= Task instructions =
Where does the string "Speed" appear in the records? Copy every line that contains it.
────────
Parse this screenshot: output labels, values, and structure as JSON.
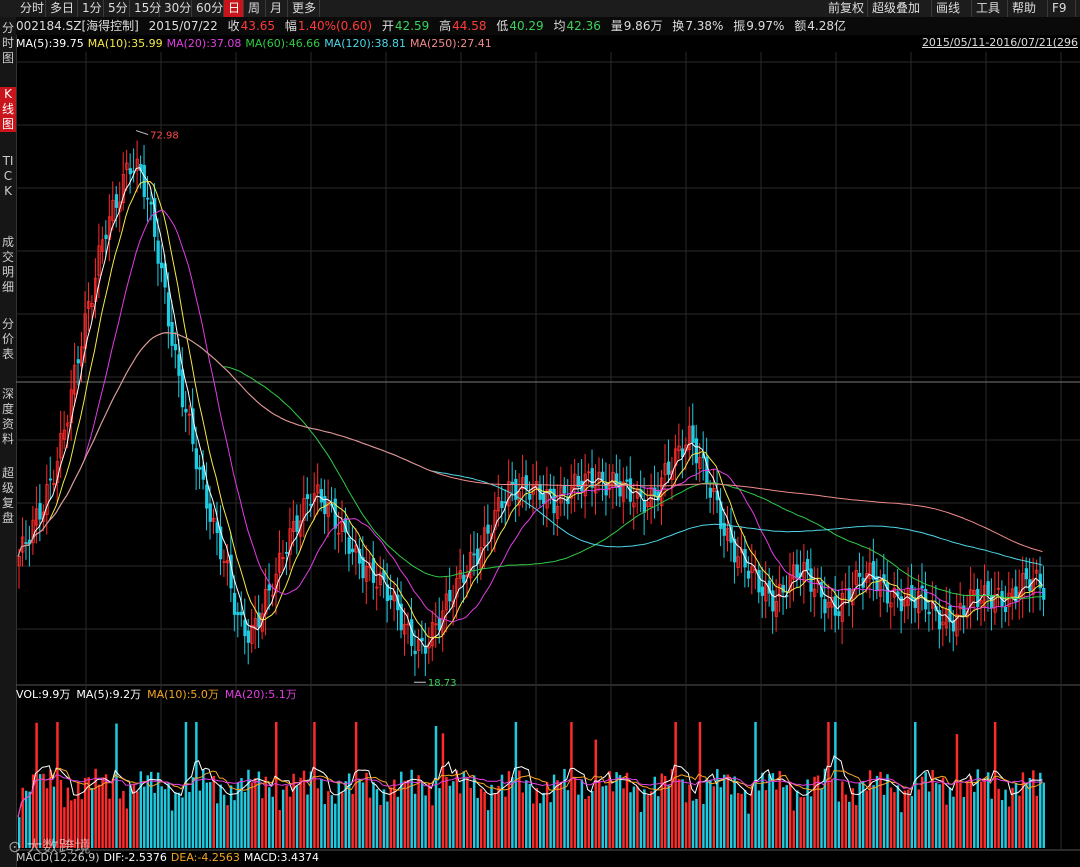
{
  "toolbar": {
    "left_items": [
      {
        "label": "分时"
      },
      {
        "label": "多日"
      },
      {
        "label": "1分"
      },
      {
        "label": "5分"
      },
      {
        "label": "15分"
      },
      {
        "label": "30分"
      },
      {
        "label": "60分"
      },
      {
        "label": "日",
        "active": true
      },
      {
        "label": "周"
      },
      {
        "label": "月"
      },
      {
        "label": "更多"
      }
    ],
    "right_items": [
      {
        "label": "前复权"
      },
      {
        "label": "超级叠加"
      },
      {
        "label": "画线"
      },
      {
        "label": "工具"
      },
      {
        "label": "帮助"
      },
      {
        "label": "F9"
      }
    ]
  },
  "sidebar": [
    {
      "label": "分时图"
    },
    {
      "label": "K线图",
      "active": true
    },
    {
      "label": "TICK"
    },
    {
      "label": "成交明细"
    },
    {
      "label": "分价表"
    },
    {
      "label": "深度资料"
    },
    {
      "label": "超级复盘"
    }
  ],
  "quote": {
    "code": "002184.SZ[海得控制]",
    "date": "2015/07/22",
    "close_label": "收",
    "close": "43.65",
    "change_label": "幅",
    "change": "1.40%(0.60)",
    "open_label": "开",
    "open": "42.59",
    "high_label": "高",
    "high": "44.58",
    "low_label": "低",
    "low": "40.29",
    "avg_label": "均",
    "avg": "42.36",
    "vol_label": "量",
    "vol": "9.86万",
    "turnover_label": "换",
    "turnover": "7.38%",
    "amplitude_label": "振",
    "amplitude": "9.97%",
    "amount_label": "额",
    "amount": "4.28亿"
  },
  "ma_legend": [
    {
      "text": "MA(5):39.75",
      "color": "#ffffff"
    },
    {
      "text": "MA(10):35.99",
      "color": "#f5e94a"
    },
    {
      "text": "MA(20):37.08",
      "color": "#e23de3"
    },
    {
      "text": "MA(60):46.66",
      "color": "#2fcb45"
    },
    {
      "text": "MA(120):38.81",
      "color": "#4fd6e6"
    },
    {
      "text": "MA(250):27.41",
      "color": "#f08a8a"
    }
  ],
  "date_range": "2015/05/11-2016/07/21(296",
  "price_markers": {
    "high": "72.98",
    "low": "18.73"
  },
  "vol_legend": [
    {
      "text": "VOL:9.9万",
      "color": "#ffffff"
    },
    {
      "text": "MA(5):9.2万",
      "color": "#ffffff"
    },
    {
      "text": "MA(10):5.0万",
      "color": "#f5a623"
    },
    {
      "text": "MA(20):5.1万",
      "color": "#e23de3"
    }
  ],
  "macd_legend": [
    {
      "text": "MACD(12,26,9)",
      "color": "#cccccc"
    },
    {
      "text": "DIF:-2.5376",
      "color": "#ffffff"
    },
    {
      "text": "DEA:-4.2563",
      "color": "#f5a623"
    },
    {
      "text": "MACD:3.4374",
      "color": "#ffffff"
    }
  ],
  "watermark": "大数跨境",
  "colors": {
    "up": "#ff2b2b",
    "down": "#1ecbe1",
    "grid": "#2a2a2a"
  },
  "chart_data": {
    "type": "candlestick",
    "title": "",
    "price_range": [
      15,
      80
    ],
    "close_path": [
      28,
      30,
      33,
      38,
      44,
      50,
      55,
      62,
      66,
      70,
      68,
      62,
      55,
      48,
      42,
      35,
      30,
      27,
      22,
      20,
      22,
      25,
      30,
      33,
      35,
      33,
      31,
      30,
      28,
      26,
      24,
      22,
      20,
      19,
      20,
      22,
      25,
      28,
      30,
      32,
      34,
      35,
      36,
      35,
      33,
      34,
      36,
      37,
      36,
      35,
      34,
      34,
      35,
      37,
      38,
      40,
      38,
      35,
      30,
      27,
      26,
      25,
      24,
      25,
      26,
      25,
      24,
      23,
      24,
      25,
      26,
      25,
      24,
      23,
      23,
      22,
      22,
      22,
      23,
      23,
      24,
      24,
      25,
      25,
      24
    ]
  }
}
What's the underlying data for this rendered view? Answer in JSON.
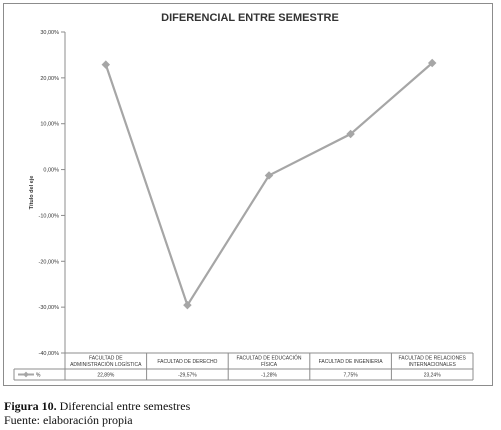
{
  "chart_data": {
    "type": "line",
    "title": "DIFERENCIAL ENTRE SEMESTRE",
    "ylabel": "Título del eje",
    "xlabel": "",
    "ylim": [
      -40,
      30
    ],
    "ytick_values": [
      30,
      20,
      10,
      0,
      -10,
      -20,
      -30,
      -40
    ],
    "ytick_labels": [
      "30,00%",
      "20,00%",
      "10,00%",
      "0,00%",
      "-10,00%",
      "-20,00%",
      "-30,00%",
      "-40,00%"
    ],
    "grid": false,
    "categories": [
      [
        "FACULTAD DE",
        "ADMINISTRACIÓN LOGÍSTICA"
      ],
      [
        "FACULTAD DE DERECHO"
      ],
      [
        "FACULTAD DE EDUCACIÓN",
        "FÍSICA"
      ],
      [
        "FACULTAD DE INGENIERIA"
      ],
      [
        "FACULTAD DE RELACIONES",
        "INTERNACIONALES"
      ]
    ],
    "series": [
      {
        "name": "%",
        "color": "#a6a6a6",
        "values": [
          22.89,
          -29.57,
          -1.28,
          7.75,
          23.24
        ],
        "value_labels": [
          "22,89%",
          "-29,57%",
          "-1,28%",
          "7,75%",
          "23,24%"
        ]
      }
    ]
  },
  "caption": {
    "figure_label": "Figura 10.",
    "figure_text": " Diferencial entre semestres",
    "source": "Fuente: elaboración propia"
  }
}
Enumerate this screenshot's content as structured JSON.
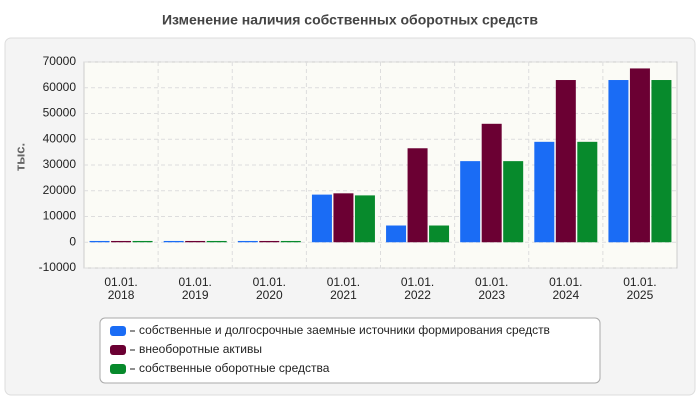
{
  "chart_data": {
    "type": "bar",
    "title": "Изменение наличия собственных оборотных средств",
    "y_label": "тыс.",
    "categories": [
      "01.01. 2018",
      "01.01. 2019",
      "01.01. 2020",
      "01.01. 2021",
      "01.01. 2022",
      "01.01. 2023",
      "01.01. 2024",
      "01.01. 2025"
    ],
    "series": [
      {
        "name": "собственные и долгосрочные заемные источники формирования средств",
        "color": "#1a6cf5",
        "values": [
          500,
          500,
          500,
          18500,
          6500,
          31500,
          39000,
          63000
        ]
      },
      {
        "name": "внеоборотные активы",
        "color": "#6b0033",
        "values": [
          500,
          500,
          500,
          19000,
          36500,
          46000,
          63000,
          67500
        ]
      },
      {
        "name": "собственные оборотные средства",
        "color": "#078a2c",
        "values": [
          500,
          500,
          500,
          18200,
          6500,
          31500,
          39000,
          63000
        ]
      }
    ],
    "ylim": [
      -10000,
      70000
    ],
    "yticks": [
      -10000,
      0,
      10000,
      20000,
      30000,
      40000,
      50000,
      60000,
      70000
    ],
    "grid": true
  }
}
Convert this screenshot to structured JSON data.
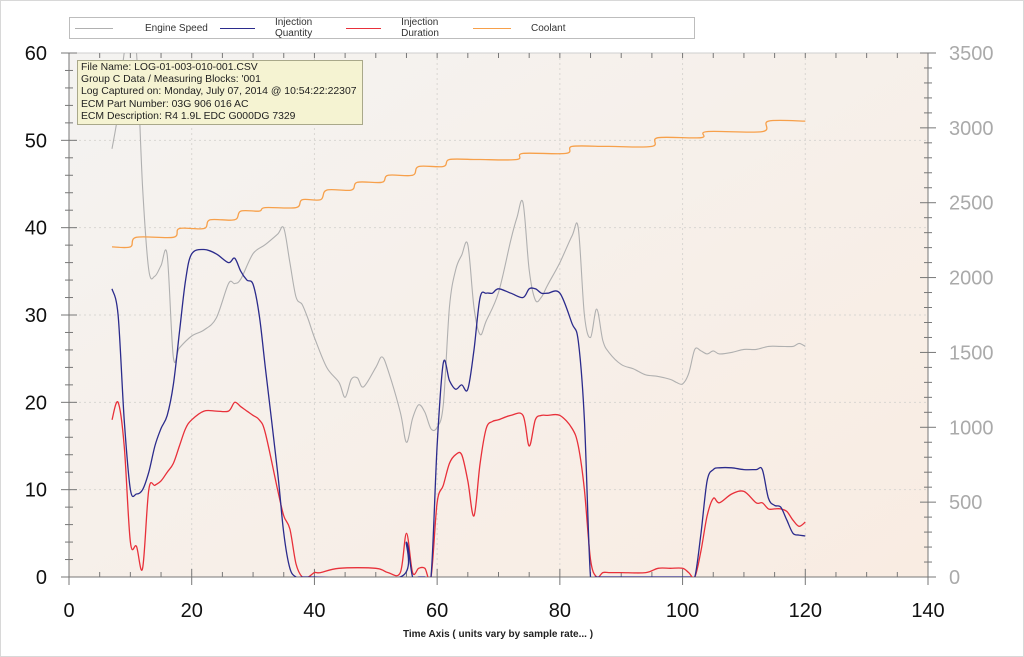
{
  "chart_data": {
    "type": "line",
    "title": "",
    "xlabel": "Time Axis ( units vary by sample rate... )",
    "ylabel_left": "",
    "ylabel_right": "",
    "xlim": [
      0,
      140
    ],
    "ylim_left": [
      0,
      60
    ],
    "ylim_right": [
      0,
      3500
    ],
    "x_ticks": [
      "0",
      "20",
      "40",
      "60",
      "80",
      "100",
      "120",
      "140"
    ],
    "y_ticks_left": [
      "0",
      "10",
      "20",
      "30",
      "40",
      "50",
      "60"
    ],
    "y_ticks_right": [
      "0",
      "500",
      "1000",
      "1500",
      "2000",
      "2500",
      "3000",
      "3500"
    ],
    "grid": true,
    "legend_position": "top",
    "series": [
      {
        "name": "Engine Speed",
        "axis": "right",
        "color": "#b0b0b0",
        "x": [
          7,
          8,
          9,
          10,
          11,
          12,
          13,
          14,
          15,
          16,
          17,
          18,
          20,
          22,
          24,
          26,
          27,
          28,
          30,
          32,
          34,
          35,
          36,
          37,
          38,
          39,
          40,
          42,
          44,
          45,
          46,
          47,
          48,
          50,
          51,
          52,
          54,
          55,
          56,
          57,
          58,
          59,
          60,
          61,
          62,
          63,
          64,
          65,
          66,
          67,
          68,
          70,
          72,
          73,
          74,
          75,
          76,
          77,
          78,
          80,
          82,
          83,
          84,
          85,
          86,
          87,
          88,
          90,
          92,
          94,
          96,
          98,
          99,
          100,
          101,
          102,
          103,
          104,
          105,
          106,
          108,
          110,
          112,
          114,
          116,
          118,
          119,
          120
        ],
        "values": [
          2860,
          3100,
          3500,
          3600,
          3500,
          2600,
          2050,
          2010,
          2080,
          2150,
          1470,
          1530,
          1610,
          1650,
          1730,
          1960,
          1960,
          1990,
          2160,
          2220,
          2290,
          2330,
          2100,
          1870,
          1820,
          1720,
          1600,
          1400,
          1300,
          1200,
          1320,
          1330,
          1270,
          1400,
          1470,
          1380,
          1100,
          900,
          1060,
          1150,
          1100,
          990,
          1000,
          1150,
          1800,
          2050,
          2150,
          2220,
          1800,
          1620,
          1710,
          1900,
          2250,
          2400,
          2500,
          2050,
          1850,
          1870,
          1950,
          2100,
          2280,
          2330,
          1750,
          1600,
          1790,
          1580,
          1500,
          1420,
          1390,
          1350,
          1340,
          1320,
          1300,
          1290,
          1360,
          1520,
          1510,
          1490,
          1510,
          1490,
          1500,
          1520,
          1520,
          1540,
          1540,
          1540,
          1560,
          1540
        ]
      },
      {
        "name": "Injection Quantity",
        "axis": "left",
        "color": "#2b2b8c",
        "x": [
          7,
          8,
          9,
          10,
          11,
          12,
          13,
          14,
          15,
          16,
          17,
          18,
          19,
          20,
          22,
          24,
          26,
          27,
          28,
          29,
          30,
          31,
          32,
          34,
          35,
          36,
          37,
          38,
          39,
          40,
          54,
          55,
          56,
          57,
          58,
          59,
          60,
          61,
          62,
          63,
          64,
          65,
          66,
          67,
          68,
          69,
          70,
          72,
          74,
          75,
          76,
          77,
          78,
          80,
          82,
          83,
          84,
          85,
          86,
          87,
          100,
          101,
          102,
          103,
          104,
          105,
          106,
          108,
          110,
          112,
          113,
          114,
          115,
          116,
          117,
          118,
          119,
          120
        ],
        "values": [
          33,
          30,
          18,
          10,
          9.5,
          10,
          12,
          15,
          17,
          18.5,
          22,
          28,
          34,
          37,
          37.5,
          37,
          36,
          36.5,
          35,
          34,
          33.5,
          30,
          24,
          12,
          5,
          1,
          0,
          0,
          0,
          0,
          0,
          4,
          0,
          0,
          0,
          0,
          15,
          24.5,
          22.5,
          21.5,
          22,
          21.5,
          26,
          32,
          32.5,
          32.5,
          33,
          32.5,
          32,
          33,
          33,
          32.5,
          32.5,
          32.5,
          29,
          27,
          18,
          0,
          0,
          0,
          0,
          0,
          0,
          5,
          11,
          12.3,
          12.5,
          12.5,
          12.3,
          12.3,
          12.3,
          9,
          8.2,
          8,
          6.5,
          5,
          4.8,
          4.7
        ]
      },
      {
        "name": "Injection Duration",
        "axis": "left",
        "color": "#e8303a",
        "x": [
          7,
          8,
          9,
          10,
          11,
          12,
          13,
          14,
          15,
          16,
          17,
          18,
          19,
          20,
          22,
          24,
          26,
          27,
          28,
          29,
          30,
          31,
          32,
          34,
          35,
          36,
          37,
          38,
          39,
          40,
          41,
          44,
          50,
          52,
          54,
          55,
          56,
          57,
          58,
          59,
          60,
          61,
          62,
          63,
          64,
          65,
          66,
          67,
          68,
          69,
          70,
          72,
          74,
          75,
          76,
          77,
          78,
          80,
          82,
          83,
          84,
          85,
          86,
          87,
          88,
          90,
          94,
          96,
          98,
          100,
          101,
          102,
          103,
          104,
          105,
          106,
          108,
          110,
          112,
          113,
          114,
          115,
          116,
          117,
          118,
          119,
          120
        ],
        "values": [
          18,
          20,
          15,
          4,
          3.5,
          1,
          10,
          10.5,
          11,
          12,
          13,
          15,
          17,
          18,
          19,
          19,
          19,
          20,
          19.5,
          19,
          18.5,
          18,
          16.5,
          10,
          7,
          5.5,
          1.5,
          0,
          0,
          0.5,
          0.5,
          1,
          1,
          0.5,
          0.5,
          5,
          0.5,
          1,
          1,
          0,
          8.5,
          10.5,
          13,
          14,
          14,
          11,
          7,
          13,
          17,
          17.8,
          18,
          18.5,
          18.5,
          15,
          18,
          18.5,
          18.5,
          18.5,
          17,
          15,
          10,
          2,
          0,
          0.5,
          0.5,
          0.5,
          0.5,
          1,
          1,
          1,
          0.5,
          0,
          3,
          7,
          9,
          8.5,
          9.5,
          9.8,
          8.5,
          8.5,
          7.8,
          7.8,
          7.8,
          7.5,
          6.5,
          5.8,
          6.3
        ]
      },
      {
        "name": "Coolant",
        "axis": "left",
        "color": "#f7a04a",
        "x": [
          7,
          10,
          11,
          17,
          18,
          22,
          23,
          27,
          28,
          31,
          32,
          37,
          38,
          41,
          42,
          46,
          47,
          51,
          52,
          56,
          57,
          61,
          62,
          66,
          67,
          73,
          74,
          81,
          82,
          87,
          88,
          95,
          96,
          103,
          104,
          113,
          114,
          120
        ],
        "values": [
          37.8,
          37.8,
          38.9,
          38.9,
          39.9,
          39.9,
          40.9,
          40.9,
          41.9,
          41.9,
          42.3,
          42.3,
          43.2,
          43.2,
          44.3,
          44.3,
          45.2,
          45.2,
          46.0,
          46.0,
          47.0,
          47.0,
          47.8,
          47.8,
          47.8,
          47.8,
          48.5,
          48.5,
          49.3,
          49.3,
          49.3,
          49.3,
          50.3,
          50.3,
          51.0,
          51.0,
          52.2,
          52.2
        ]
      }
    ]
  },
  "legend": {
    "items": [
      {
        "label": "Engine Speed",
        "color": "#b0b0b0"
      },
      {
        "label": "Injection Quantity",
        "color": "#2b2b8c"
      },
      {
        "label": "Injection Duration",
        "color": "#e8303a"
      },
      {
        "label": "Coolant",
        "color": "#f7a04a"
      }
    ]
  },
  "info_box": {
    "lines": [
      "File Name: LOG-01-003-010-001.CSV",
      "Group C Data / Measuring Blocks: '001",
      "Log Captured on: Monday, July 07, 2014 @ 10:54:22:22307",
      "ECM Part Number: 03G 906 016 AC",
      "ECM Description: R4 1.9L EDC G000DG  7329"
    ]
  },
  "axes": {
    "x_title": "Time Axis ( units vary by sample rate... )"
  },
  "colors": {
    "plot_bg_start": "#f4f3f1",
    "plot_bg_end": "#f8ede4",
    "grid": "#d9d6d2",
    "axis": "#777777"
  }
}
────────
= The reply =
        "name": "Engine Speed",
        "label": "Engine Speed",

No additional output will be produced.